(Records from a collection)
-- START --

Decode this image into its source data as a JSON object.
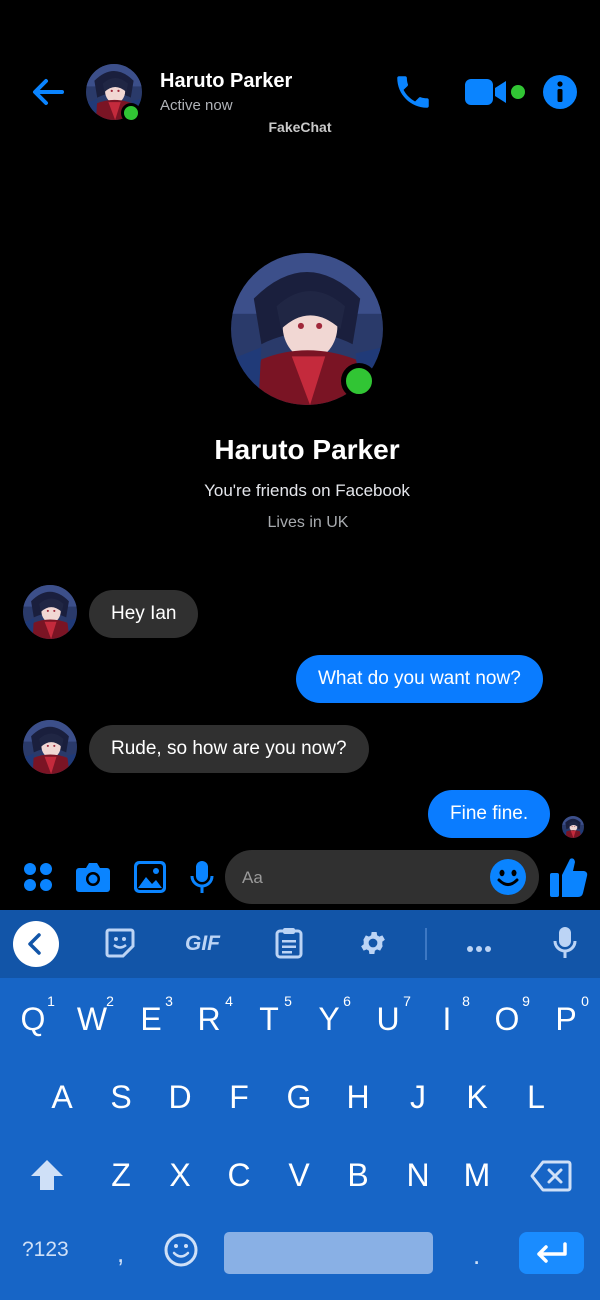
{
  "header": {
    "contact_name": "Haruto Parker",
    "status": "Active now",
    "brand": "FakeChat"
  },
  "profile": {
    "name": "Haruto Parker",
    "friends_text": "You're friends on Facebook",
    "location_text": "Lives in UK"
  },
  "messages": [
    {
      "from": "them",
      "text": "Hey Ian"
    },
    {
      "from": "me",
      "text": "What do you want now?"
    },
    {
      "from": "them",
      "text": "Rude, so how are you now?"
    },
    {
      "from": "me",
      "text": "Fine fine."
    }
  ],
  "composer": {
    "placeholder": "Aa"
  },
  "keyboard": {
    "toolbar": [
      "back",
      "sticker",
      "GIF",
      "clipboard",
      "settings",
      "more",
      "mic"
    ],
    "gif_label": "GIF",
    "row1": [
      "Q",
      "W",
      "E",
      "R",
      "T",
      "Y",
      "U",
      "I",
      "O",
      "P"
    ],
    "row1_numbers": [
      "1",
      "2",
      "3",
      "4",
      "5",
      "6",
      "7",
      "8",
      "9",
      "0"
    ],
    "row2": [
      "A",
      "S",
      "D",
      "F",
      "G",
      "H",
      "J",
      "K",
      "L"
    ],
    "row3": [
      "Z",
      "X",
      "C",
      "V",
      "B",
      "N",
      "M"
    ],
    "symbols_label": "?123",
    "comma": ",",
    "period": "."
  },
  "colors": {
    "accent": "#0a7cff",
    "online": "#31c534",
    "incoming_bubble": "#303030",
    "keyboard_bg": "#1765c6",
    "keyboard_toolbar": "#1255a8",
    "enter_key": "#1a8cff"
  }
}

-- END --
-- START --

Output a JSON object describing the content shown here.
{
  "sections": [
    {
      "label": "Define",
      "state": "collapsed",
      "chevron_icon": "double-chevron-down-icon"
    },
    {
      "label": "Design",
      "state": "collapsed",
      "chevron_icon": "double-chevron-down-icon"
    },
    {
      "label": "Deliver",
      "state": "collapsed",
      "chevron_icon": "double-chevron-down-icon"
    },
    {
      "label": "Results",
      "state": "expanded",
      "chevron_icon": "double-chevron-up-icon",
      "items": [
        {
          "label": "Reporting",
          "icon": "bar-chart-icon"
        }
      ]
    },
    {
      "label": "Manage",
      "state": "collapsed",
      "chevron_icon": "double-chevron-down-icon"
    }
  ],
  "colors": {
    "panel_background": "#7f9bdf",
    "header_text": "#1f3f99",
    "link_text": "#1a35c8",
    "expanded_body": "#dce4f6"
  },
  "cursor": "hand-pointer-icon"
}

-- END --
-- START --

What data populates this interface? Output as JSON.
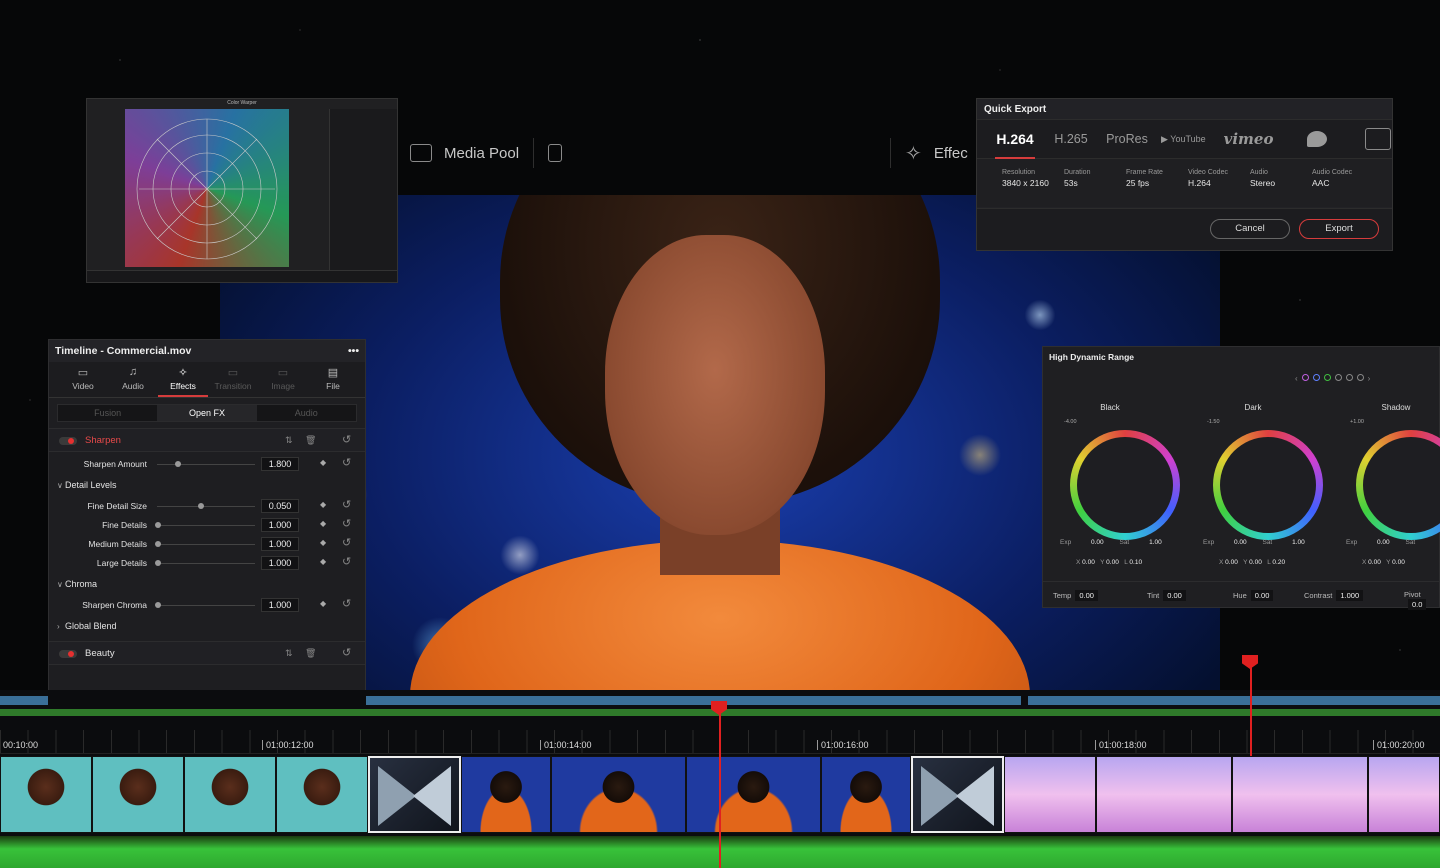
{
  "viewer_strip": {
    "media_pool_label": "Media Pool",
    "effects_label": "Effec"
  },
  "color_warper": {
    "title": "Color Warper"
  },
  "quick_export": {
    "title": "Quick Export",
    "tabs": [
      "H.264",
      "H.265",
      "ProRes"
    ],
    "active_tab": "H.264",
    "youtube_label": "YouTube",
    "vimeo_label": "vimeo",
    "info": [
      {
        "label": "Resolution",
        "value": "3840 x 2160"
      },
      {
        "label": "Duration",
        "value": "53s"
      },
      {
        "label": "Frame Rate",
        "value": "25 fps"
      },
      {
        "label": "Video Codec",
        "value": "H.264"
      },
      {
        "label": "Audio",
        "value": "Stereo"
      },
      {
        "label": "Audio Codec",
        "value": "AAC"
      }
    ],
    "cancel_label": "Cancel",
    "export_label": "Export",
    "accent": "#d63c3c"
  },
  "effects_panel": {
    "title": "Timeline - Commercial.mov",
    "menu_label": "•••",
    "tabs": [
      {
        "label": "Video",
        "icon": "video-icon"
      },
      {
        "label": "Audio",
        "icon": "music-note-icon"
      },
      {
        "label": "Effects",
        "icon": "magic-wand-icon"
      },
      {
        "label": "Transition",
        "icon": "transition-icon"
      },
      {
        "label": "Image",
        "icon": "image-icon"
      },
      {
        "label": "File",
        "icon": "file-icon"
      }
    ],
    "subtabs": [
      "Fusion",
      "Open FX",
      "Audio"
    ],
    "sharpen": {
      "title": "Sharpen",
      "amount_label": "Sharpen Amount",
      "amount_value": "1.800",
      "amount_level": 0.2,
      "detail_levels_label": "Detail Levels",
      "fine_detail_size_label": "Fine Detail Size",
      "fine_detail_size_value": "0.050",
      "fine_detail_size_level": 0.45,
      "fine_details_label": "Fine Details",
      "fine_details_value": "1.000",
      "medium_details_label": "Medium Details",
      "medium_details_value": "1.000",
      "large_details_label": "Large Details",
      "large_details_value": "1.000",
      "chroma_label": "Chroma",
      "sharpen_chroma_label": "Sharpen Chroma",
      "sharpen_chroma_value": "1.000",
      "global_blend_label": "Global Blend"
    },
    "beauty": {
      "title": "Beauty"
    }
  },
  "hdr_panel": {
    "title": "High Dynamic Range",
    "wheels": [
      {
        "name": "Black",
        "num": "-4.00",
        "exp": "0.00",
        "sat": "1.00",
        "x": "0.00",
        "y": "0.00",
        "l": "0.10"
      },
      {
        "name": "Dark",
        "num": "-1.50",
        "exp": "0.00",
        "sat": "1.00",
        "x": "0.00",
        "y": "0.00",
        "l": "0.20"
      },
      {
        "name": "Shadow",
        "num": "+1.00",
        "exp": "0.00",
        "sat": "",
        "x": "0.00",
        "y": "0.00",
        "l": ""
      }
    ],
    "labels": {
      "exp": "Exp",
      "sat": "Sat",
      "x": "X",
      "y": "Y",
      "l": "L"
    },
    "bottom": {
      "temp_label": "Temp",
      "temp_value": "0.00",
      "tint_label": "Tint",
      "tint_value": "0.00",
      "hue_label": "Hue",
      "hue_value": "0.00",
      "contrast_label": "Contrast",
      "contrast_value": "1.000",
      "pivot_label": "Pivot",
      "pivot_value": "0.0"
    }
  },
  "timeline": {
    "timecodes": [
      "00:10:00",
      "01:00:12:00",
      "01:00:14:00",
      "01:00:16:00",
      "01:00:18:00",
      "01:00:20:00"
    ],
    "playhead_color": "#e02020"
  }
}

-- END --

### What you are asked to do
Check every line for "data" and show the ones that have it.

### Response to this exercise
Decode this image into its source data as a JSON object.
What data populates this interface? Output as JSON.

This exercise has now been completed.